## [Task to carry out]
Scan the lines below for the word "العناوين". Copy each line you find it in.

## [Collected data entries]
========================================

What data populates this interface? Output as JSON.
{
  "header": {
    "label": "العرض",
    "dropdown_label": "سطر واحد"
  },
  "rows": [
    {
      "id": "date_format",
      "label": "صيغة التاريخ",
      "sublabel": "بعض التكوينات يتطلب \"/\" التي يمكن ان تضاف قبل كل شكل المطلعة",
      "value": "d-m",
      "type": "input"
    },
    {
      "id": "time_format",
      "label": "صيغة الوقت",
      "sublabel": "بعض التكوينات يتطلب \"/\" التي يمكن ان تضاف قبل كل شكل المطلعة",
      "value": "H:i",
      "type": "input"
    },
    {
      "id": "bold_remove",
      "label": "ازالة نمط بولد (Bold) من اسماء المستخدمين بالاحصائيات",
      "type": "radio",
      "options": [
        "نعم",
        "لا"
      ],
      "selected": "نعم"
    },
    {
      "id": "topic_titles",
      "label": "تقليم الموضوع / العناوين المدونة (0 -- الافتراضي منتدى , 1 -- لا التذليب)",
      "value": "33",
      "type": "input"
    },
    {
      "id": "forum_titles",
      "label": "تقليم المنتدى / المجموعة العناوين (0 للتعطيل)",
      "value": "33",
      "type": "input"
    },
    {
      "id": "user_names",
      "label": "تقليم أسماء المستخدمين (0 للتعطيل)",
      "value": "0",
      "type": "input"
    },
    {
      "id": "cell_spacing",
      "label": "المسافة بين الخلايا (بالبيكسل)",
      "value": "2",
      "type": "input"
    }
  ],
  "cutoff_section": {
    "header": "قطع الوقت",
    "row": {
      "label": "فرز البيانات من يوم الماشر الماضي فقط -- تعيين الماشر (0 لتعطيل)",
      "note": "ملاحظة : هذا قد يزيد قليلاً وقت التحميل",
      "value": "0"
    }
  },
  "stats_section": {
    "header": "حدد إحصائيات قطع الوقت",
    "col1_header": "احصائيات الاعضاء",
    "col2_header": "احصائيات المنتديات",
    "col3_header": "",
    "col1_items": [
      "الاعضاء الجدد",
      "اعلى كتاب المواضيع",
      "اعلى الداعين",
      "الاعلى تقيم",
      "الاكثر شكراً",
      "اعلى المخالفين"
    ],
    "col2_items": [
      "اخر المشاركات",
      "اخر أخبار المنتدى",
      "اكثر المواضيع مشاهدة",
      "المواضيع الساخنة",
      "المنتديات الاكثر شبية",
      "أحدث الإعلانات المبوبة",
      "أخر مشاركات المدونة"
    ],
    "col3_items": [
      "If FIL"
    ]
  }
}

========================================

## [Result below]
      "label": "تقليم الموضوع / العناوين المدونة (0 -- الافتراضي منتدى , 1 -- لا التذليب)",
      "label": "تقليم المنتدى / المجموعة العناوين (0 للتعطيل)",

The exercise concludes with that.